=== GIVEN TASK ===
Using the entries that follow, collect the lines where the word "JSON" appears.

════════

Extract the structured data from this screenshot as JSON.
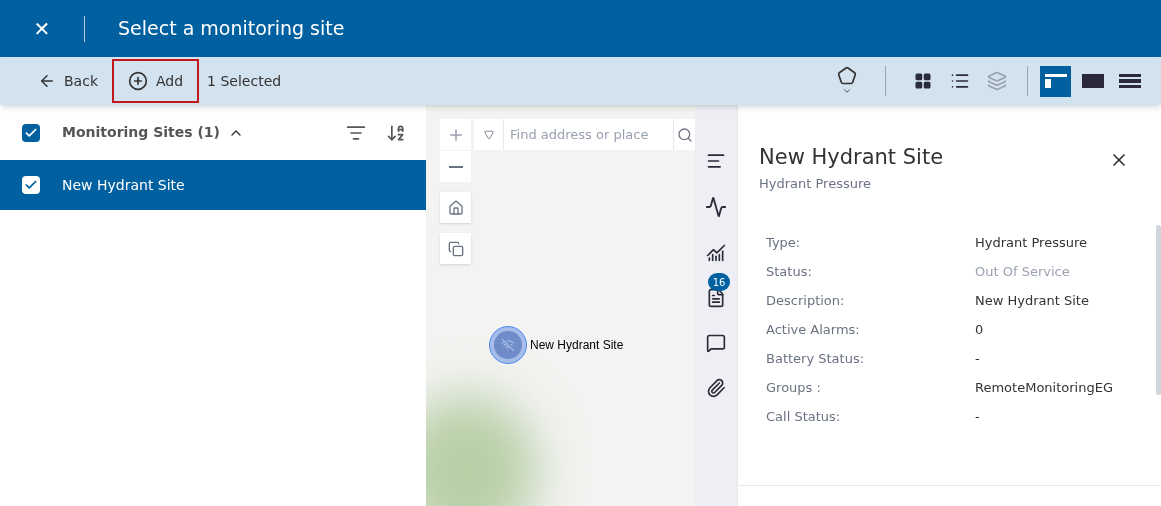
{
  "header": {
    "close_glyph": "✕",
    "title": "Select a monitoring site"
  },
  "toolbar": {
    "back": "Back",
    "add": {
      "label": "Add",
      "highlighted": true
    },
    "selection_count": "1 Selected",
    "view_tools": [
      {
        "kind": "grid",
        "disabled": false
      },
      {
        "kind": "list",
        "disabled": false
      },
      {
        "kind": "layers",
        "disabled": true
      }
    ],
    "layouts": [
      {
        "kind": "split",
        "selected": true
      },
      {
        "kind": "wide",
        "selected": false
      },
      {
        "kind": "rows",
        "selected": false
      }
    ]
  },
  "list": {
    "header": {
      "label": "Monitoring Sites (1)",
      "checked": true,
      "expanded": true
    },
    "items": [
      {
        "label": "New Hydrant Site",
        "checked": true,
        "selected": true
      }
    ]
  },
  "map": {
    "search": {
      "placeholder": "Find address or place"
    },
    "marker_label": "New Hydrant Site"
  },
  "side_tools": [
    {
      "kind": "details"
    },
    {
      "kind": "trend"
    },
    {
      "kind": "chart"
    },
    {
      "kind": "notes",
      "badge": "16"
    },
    {
      "kind": "comments"
    },
    {
      "kind": "attachments"
    }
  ],
  "detail": {
    "title": "New Hydrant Site",
    "subtitle": "Hydrant Pressure",
    "fields": [
      {
        "label": "Type:",
        "value": "Hydrant Pressure",
        "muted": false
      },
      {
        "label": "Status:",
        "value": "Out Of Service",
        "muted": true
      },
      {
        "label": "Description:",
        "value": "New Hydrant Site",
        "muted": false
      },
      {
        "label": "Active Alarms:",
        "value": "0",
        "muted": false
      },
      {
        "label": "Battery Status:",
        "value": "-",
        "muted": false
      },
      {
        "label": "Groups :",
        "value": "RemoteMonitoringEG",
        "muted": false
      },
      {
        "label": "Call Status:",
        "value": "-",
        "muted": false
      }
    ]
  }
}
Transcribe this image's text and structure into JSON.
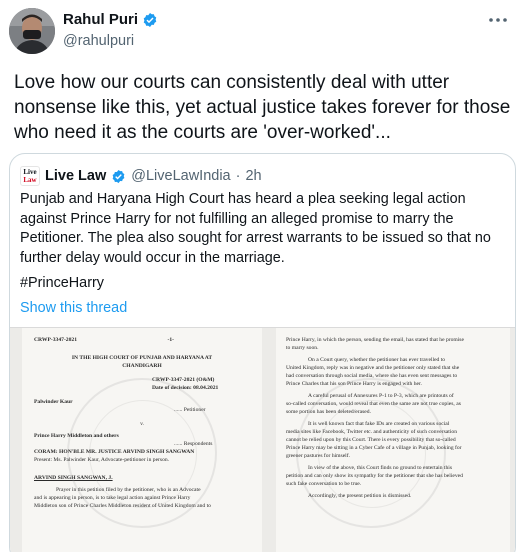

════════

=== OUTPUT FOR THIS EXERCISE ===
Extract the structured data from this screenshot as JSON.
Transcribe this image's text and structure into JSON.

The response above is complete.